[EXERCISE INSTRUCTIONS]: Filter this data down to the lines that hold "Paid", and copy them.

╭─ DATA FOR THE TASK

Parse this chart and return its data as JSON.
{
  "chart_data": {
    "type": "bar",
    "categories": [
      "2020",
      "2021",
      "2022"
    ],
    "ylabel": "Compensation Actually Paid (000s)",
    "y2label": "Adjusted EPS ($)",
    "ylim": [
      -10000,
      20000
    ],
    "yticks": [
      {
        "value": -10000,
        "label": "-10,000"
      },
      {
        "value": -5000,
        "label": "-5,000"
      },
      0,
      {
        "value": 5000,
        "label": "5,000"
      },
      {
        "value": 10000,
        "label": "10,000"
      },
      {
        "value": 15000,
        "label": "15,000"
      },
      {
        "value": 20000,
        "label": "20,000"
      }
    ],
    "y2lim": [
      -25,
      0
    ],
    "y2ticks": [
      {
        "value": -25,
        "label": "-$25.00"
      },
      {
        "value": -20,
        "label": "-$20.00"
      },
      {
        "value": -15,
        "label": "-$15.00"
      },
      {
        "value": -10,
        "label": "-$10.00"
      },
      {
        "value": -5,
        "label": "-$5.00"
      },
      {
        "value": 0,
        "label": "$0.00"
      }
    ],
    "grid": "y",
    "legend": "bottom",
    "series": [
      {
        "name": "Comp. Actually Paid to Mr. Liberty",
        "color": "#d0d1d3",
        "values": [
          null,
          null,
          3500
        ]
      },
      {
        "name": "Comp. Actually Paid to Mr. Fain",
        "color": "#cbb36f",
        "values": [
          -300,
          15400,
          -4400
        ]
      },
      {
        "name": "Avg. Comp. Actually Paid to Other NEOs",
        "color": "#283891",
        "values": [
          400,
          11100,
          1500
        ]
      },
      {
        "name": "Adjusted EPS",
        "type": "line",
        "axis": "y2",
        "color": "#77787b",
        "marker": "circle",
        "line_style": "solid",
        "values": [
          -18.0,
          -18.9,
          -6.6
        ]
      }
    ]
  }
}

╰─

[WRITTEN REPLY]:
    "ylabel": "Compensation Actually Paid (000s)",
        "name": "Comp. Actually Paid to Mr. Liberty",
        "name": "Comp. Actually Paid to Mr. Fain",
        "name": "Avg. Comp. Actually Paid to Other NEOs",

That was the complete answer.